Do this =>
Copy every line that mentions the word "joren".
— start of Data listing —
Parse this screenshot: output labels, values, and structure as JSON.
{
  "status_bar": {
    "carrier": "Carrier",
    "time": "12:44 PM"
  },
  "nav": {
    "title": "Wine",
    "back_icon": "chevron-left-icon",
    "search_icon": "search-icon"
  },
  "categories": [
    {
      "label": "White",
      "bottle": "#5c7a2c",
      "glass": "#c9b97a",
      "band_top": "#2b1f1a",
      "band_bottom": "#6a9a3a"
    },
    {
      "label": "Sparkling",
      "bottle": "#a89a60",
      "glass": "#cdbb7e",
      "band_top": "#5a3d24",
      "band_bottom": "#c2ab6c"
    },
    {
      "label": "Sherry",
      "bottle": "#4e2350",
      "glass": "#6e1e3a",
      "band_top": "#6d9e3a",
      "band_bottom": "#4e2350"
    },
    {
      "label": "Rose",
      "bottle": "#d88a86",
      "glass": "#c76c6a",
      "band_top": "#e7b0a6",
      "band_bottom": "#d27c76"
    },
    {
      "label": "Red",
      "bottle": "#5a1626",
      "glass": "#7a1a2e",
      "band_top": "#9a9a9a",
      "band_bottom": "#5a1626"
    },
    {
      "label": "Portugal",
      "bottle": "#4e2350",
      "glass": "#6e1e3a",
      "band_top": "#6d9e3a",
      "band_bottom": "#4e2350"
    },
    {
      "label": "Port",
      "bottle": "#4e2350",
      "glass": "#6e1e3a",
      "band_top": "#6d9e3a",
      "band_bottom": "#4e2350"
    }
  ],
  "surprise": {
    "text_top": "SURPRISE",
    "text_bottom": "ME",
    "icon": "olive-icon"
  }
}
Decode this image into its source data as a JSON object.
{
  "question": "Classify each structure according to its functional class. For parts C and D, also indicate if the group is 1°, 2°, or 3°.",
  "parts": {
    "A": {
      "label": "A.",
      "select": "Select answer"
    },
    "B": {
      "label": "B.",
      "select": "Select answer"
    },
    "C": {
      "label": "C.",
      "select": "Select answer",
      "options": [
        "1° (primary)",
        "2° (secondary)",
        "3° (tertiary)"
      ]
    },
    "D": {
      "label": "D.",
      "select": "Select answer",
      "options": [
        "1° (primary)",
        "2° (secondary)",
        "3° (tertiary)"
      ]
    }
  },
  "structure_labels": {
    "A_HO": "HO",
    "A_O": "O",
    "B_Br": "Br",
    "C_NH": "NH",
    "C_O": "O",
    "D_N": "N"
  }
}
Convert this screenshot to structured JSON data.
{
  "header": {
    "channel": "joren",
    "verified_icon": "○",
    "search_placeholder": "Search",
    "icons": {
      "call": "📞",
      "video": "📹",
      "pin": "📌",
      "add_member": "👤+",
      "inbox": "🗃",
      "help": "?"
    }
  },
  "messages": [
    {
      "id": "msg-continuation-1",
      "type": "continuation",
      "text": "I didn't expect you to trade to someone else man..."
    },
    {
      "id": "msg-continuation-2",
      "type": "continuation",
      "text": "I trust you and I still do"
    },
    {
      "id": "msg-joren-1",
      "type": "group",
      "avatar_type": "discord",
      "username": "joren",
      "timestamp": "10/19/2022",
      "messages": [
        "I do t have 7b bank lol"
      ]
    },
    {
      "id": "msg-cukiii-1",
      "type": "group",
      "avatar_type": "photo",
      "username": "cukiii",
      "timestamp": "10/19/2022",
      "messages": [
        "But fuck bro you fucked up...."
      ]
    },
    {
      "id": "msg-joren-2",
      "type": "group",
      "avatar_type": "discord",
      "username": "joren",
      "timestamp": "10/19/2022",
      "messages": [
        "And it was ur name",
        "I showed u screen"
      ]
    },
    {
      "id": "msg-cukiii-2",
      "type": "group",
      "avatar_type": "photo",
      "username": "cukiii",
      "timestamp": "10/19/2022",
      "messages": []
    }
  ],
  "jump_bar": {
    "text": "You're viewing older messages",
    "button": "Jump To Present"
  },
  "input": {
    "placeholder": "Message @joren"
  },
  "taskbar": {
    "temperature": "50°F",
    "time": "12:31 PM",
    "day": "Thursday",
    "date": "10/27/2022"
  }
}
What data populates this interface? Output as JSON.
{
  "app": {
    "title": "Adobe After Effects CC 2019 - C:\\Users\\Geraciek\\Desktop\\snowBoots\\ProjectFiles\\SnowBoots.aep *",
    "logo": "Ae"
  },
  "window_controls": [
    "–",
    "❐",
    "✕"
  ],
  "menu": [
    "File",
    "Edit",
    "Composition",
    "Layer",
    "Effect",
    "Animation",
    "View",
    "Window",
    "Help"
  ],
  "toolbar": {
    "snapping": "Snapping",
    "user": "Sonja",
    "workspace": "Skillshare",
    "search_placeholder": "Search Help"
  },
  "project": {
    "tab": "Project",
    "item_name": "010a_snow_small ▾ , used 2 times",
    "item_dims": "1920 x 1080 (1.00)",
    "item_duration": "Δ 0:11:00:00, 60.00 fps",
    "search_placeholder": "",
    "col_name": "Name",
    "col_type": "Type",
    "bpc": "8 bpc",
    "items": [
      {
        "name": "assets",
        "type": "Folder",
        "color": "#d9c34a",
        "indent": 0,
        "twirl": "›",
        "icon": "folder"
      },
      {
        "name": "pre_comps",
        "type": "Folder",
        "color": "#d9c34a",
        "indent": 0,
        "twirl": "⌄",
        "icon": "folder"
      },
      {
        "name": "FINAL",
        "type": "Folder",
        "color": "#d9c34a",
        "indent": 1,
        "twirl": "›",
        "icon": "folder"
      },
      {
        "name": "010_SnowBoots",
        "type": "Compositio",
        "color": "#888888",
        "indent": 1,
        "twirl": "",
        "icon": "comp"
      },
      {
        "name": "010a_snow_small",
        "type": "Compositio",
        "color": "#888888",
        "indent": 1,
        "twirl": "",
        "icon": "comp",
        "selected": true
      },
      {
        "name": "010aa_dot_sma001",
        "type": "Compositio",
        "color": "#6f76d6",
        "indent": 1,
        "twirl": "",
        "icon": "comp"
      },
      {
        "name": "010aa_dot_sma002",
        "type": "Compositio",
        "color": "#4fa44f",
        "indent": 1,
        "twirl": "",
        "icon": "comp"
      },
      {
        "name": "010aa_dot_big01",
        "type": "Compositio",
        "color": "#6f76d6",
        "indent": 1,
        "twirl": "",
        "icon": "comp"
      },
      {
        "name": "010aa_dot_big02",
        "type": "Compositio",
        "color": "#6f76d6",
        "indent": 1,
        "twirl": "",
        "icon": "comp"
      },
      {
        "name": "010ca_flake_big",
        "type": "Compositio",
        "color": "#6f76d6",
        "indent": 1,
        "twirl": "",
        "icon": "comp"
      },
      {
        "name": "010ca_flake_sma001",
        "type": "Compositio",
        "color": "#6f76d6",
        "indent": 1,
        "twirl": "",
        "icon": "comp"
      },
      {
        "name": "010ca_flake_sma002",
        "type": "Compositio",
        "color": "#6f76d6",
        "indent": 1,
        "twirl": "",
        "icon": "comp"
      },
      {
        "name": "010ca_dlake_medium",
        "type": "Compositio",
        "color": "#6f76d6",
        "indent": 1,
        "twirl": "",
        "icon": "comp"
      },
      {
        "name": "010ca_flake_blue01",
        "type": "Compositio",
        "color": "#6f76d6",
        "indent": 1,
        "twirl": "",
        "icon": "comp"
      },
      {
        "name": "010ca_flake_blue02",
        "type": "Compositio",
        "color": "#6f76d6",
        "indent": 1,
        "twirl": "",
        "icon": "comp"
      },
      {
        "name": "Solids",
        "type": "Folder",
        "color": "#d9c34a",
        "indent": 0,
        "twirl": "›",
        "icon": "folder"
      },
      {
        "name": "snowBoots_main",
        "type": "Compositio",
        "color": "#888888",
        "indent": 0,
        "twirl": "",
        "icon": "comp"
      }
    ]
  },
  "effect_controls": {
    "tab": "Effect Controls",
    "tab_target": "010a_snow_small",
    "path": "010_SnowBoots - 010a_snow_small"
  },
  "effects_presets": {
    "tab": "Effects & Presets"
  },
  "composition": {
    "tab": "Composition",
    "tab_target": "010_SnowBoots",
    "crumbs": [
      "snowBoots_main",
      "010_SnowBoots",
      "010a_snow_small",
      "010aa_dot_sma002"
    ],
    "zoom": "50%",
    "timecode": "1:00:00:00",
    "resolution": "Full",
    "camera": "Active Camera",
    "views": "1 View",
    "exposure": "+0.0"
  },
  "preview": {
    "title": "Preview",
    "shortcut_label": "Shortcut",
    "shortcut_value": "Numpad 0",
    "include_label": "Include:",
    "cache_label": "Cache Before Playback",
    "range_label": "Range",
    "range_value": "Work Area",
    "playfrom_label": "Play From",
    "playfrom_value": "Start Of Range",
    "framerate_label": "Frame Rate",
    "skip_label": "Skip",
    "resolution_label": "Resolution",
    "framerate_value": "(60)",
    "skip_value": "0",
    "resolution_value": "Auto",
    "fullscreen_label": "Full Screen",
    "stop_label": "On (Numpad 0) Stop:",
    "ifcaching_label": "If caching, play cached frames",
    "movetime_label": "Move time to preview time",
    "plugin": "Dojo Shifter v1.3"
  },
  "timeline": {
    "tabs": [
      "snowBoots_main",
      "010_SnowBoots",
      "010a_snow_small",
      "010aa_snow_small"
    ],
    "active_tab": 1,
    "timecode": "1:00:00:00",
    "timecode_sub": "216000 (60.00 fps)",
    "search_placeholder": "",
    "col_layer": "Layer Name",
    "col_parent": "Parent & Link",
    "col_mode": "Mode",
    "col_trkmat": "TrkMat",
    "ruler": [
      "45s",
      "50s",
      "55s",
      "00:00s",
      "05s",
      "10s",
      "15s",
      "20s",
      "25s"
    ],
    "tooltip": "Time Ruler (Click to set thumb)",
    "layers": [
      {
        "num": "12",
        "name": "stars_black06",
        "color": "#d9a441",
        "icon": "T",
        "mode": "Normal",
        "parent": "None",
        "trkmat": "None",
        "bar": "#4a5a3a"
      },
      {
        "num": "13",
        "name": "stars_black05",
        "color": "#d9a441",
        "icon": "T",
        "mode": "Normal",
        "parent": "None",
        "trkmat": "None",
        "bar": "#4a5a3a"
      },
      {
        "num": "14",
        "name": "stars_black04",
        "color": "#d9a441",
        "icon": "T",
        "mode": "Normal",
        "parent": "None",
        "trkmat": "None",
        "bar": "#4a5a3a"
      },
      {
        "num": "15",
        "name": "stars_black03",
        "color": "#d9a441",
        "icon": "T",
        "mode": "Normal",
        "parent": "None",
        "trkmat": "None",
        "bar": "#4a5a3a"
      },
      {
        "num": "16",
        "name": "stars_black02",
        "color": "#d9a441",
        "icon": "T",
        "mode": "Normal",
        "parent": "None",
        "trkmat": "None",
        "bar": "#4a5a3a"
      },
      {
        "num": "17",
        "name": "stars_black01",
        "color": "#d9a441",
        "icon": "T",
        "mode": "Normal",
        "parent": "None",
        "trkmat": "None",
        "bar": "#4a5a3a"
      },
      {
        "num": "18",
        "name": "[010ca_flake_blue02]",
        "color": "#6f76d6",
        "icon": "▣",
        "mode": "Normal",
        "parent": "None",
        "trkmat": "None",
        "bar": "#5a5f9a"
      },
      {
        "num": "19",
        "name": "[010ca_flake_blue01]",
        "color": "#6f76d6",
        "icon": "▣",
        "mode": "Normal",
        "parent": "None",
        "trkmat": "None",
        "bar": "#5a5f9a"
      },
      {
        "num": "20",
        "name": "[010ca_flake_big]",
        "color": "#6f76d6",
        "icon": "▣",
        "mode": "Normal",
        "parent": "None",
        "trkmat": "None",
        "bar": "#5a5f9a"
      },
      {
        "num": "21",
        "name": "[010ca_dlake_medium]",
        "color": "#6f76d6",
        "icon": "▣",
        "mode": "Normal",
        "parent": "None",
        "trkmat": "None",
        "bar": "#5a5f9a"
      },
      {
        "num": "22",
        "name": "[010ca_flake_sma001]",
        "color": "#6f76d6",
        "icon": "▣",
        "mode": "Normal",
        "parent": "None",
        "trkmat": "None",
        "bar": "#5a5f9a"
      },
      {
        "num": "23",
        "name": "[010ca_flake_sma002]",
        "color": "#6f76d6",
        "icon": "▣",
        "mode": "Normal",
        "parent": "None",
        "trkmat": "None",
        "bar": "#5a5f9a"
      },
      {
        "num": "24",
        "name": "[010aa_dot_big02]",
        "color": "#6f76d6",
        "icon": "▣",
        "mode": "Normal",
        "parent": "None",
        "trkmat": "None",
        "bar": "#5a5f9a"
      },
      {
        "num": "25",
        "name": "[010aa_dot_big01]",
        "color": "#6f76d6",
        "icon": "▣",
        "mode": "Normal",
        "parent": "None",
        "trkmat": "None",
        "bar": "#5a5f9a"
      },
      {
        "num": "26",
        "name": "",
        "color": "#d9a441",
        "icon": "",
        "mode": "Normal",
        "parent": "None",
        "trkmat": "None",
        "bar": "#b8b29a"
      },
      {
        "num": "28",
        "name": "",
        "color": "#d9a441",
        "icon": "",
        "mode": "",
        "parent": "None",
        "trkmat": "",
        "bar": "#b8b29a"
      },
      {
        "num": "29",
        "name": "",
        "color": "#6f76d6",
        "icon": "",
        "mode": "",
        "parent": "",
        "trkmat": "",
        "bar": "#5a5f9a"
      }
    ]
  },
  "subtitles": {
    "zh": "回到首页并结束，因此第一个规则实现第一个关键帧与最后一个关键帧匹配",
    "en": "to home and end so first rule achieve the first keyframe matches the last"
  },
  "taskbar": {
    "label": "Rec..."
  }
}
— end of Data listing —
Answer for the task =>
    "channel": "joren",
      "id": "msg-joren-1",
      "username": "joren",
      "id": "msg-joren-2",
      "username": "joren",
    "placeholder": "Message @joren"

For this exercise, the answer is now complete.